======== LISTED RECORDS

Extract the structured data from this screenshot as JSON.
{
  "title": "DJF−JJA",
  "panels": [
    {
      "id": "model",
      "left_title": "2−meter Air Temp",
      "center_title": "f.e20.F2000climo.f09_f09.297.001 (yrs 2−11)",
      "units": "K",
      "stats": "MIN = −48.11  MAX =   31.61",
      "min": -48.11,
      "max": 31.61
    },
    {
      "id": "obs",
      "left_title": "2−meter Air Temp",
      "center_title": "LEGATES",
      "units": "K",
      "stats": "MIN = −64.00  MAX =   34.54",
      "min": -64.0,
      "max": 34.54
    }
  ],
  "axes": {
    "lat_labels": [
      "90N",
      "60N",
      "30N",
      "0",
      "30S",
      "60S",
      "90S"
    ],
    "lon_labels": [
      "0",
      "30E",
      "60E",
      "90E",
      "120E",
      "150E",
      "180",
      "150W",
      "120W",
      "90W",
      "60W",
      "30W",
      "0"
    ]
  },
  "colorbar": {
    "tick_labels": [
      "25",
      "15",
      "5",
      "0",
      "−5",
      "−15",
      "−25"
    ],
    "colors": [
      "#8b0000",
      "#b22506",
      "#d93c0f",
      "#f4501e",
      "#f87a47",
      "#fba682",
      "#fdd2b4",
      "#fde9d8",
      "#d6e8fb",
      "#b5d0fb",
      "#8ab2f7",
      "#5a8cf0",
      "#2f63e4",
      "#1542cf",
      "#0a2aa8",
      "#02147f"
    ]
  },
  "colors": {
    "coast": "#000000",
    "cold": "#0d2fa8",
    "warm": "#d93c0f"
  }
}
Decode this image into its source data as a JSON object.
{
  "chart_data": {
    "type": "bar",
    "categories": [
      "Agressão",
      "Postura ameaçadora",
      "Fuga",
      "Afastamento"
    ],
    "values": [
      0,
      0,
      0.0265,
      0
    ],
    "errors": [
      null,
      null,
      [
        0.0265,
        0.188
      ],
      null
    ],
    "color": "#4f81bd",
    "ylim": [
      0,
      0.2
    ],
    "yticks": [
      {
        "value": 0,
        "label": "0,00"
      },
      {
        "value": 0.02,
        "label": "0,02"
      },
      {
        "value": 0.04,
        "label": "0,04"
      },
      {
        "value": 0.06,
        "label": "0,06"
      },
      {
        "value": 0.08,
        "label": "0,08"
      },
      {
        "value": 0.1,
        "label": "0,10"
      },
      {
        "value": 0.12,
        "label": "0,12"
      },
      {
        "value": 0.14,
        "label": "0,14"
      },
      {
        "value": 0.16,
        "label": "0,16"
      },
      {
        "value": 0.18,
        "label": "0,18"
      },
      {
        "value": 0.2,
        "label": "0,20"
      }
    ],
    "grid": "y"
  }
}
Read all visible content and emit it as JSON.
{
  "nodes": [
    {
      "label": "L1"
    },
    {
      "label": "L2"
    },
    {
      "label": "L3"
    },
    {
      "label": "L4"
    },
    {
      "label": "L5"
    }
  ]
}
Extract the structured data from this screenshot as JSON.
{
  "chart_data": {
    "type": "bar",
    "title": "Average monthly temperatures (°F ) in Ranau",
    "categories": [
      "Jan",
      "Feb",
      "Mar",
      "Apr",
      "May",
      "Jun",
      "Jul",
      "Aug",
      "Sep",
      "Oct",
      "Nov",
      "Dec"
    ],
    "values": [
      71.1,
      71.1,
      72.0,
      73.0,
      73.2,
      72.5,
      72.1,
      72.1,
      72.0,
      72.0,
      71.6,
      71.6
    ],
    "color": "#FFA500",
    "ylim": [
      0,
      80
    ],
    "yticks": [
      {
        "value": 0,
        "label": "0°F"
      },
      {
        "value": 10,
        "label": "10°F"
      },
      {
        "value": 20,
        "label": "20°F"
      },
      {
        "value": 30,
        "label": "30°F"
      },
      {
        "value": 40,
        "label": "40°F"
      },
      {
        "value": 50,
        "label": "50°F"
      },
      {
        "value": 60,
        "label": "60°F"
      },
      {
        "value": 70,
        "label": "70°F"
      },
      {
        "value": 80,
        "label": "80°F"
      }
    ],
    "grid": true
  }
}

================

** WHAT NEEDS TO BE DONE **
Retype the material in full, character for character.

** SOLUTION TO THE PROBLEM **
Extract the structured data from this screenshot as JSON.
{
  "title": "DJF−JJA",
  "panels": [
    {
      "id": "model",
      "left_title": "2−meter Air Temp",
      "center_title": "f.e20.F2000climo.f09_f09.297.001 (yrs 2−11)",
      "units": "K",
      "stats": "MIN = −48.11  MAX =   31.61",
      "min": -48.11,
      "max": 31.61
    },
    {
      "id": "obs",
      "left_title": "2−meter Air Temp",
      "center_title": "LEGATES",
      "units": "K",
      "stats": "MIN = −64.00  MAX =   34.54",
      "min": -64.0,
      "max": 34.54
    }
  ],
  "axes": {
    "lat_labels": [
      "90N",
      "60N",
      "30N",
      "0",
      "30S",
      "60S",
      "90S"
    ],
    "lon_labels": [
      "0",
      "30E",
      "60E",
      "90E",
      "120E",
      "150E",
      "180",
      "150W",
      "120W",
      "90W",
      "60W",
      "30W",
      "0"
    ]
  },
  "colorbar": {
    "tick_labels": [
      "25",
      "15",
      "5",
      "0",
      "−5",
      "−15",
      "−25"
    ],
    "colors": [
      "#8b0000",
      "#b22506",
      "#d93c0f",
      "#f4501e",
      "#f87a47",
      "#fba682",
      "#fdd2b4",
      "#fde9d8",
      "#d6e8fb",
      "#b5d0fb",
      "#8ab2f7",
      "#5a8cf0",
      "#2f63e4",
      "#1542cf",
      "#0a2aa8",
      "#02147f"
    ]
  },
  "colors": {
    "coast": "#000000",
    "cold": "#0d2fa8",
    "warm": "#d93c0f"
  }
}
Decode this image into its source data as a JSON object.
{
  "chart_data": {
    "type": "bar",
    "categories": [
      "Agressão",
      "Postura ameaçadora",
      "Fuga",
      "Afastamento"
    ],
    "values": [
      0,
      0,
      0.0265,
      0
    ],
    "errors": [
      null,
      null,
      [
        0.0265,
        0.188
      ],
      null
    ],
    "color": "#4f81bd",
    "ylim": [
      0,
      0.2
    ],
    "yticks": [
      {
        "value": 0,
        "label": "0,00"
      },
      {
        "value": 0.02,
        "label": "0,02"
      },
      {
        "value": 0.04,
        "label": "0,04"
      },
      {
        "value": 0.06,
        "label": "0,06"
      },
      {
        "value": 0.08,
        "label": "0,08"
      },
      {
        "value": 0.1,
        "label": "0,10"
      },
      {
        "value": 0.12,
        "label": "0,12"
      },
      {
        "value": 0.14,
        "label": "0,14"
      },
      {
        "value": 0.16,
        "label": "0,16"
      },
      {
        "value": 0.18,
        "label": "0,18"
      },
      {
        "value": 0.2,
        "label": "0,20"
      }
    ],
    "grid": "y"
  }
}
Read all visible content and emit it as JSON.
{
  "nodes": [
    {
      "label": "L1"
    },
    {
      "label": "L2"
    },
    {
      "label": "L3"
    },
    {
      "label": "L4"
    },
    {
      "label": "L5"
    }
  ]
}
Extract the structured data from this screenshot as JSON.
{
  "chart_data": {
    "type": "bar",
    "title": "Average monthly temperatures (°F ) in Ranau",
    "categories": [
      "Jan",
      "Feb",
      "Mar",
      "Apr",
      "May",
      "Jun",
      "Jul",
      "Aug",
      "Sep",
      "Oct",
      "Nov",
      "Dec"
    ],
    "values": [
      71.1,
      71.1,
      72.0,
      73.0,
      73.2,
      72.5,
      72.1,
      72.1,
      72.0,
      72.0,
      71.6,
      71.6
    ],
    "color": "#FFA500",
    "ylim": [
      0,
      80
    ],
    "yticks": [
      {
        "value": 0,
        "label": "0°F"
      },
      {
        "value": 10,
        "label": "10°F"
      },
      {
        "value": 20,
        "label": "20°F"
      },
      {
        "value": 30,
        "label": "30°F"
      },
      {
        "value": 40,
        "label": "40°F"
      },
      {
        "value": 50,
        "label": "50°F"
      },
      {
        "value": 60,
        "label": "60°F"
      },
      {
        "value": 70,
        "label": "70°F"
      },
      {
        "value": 80,
        "label": "80°F"
      }
    ],
    "grid": true
  }
}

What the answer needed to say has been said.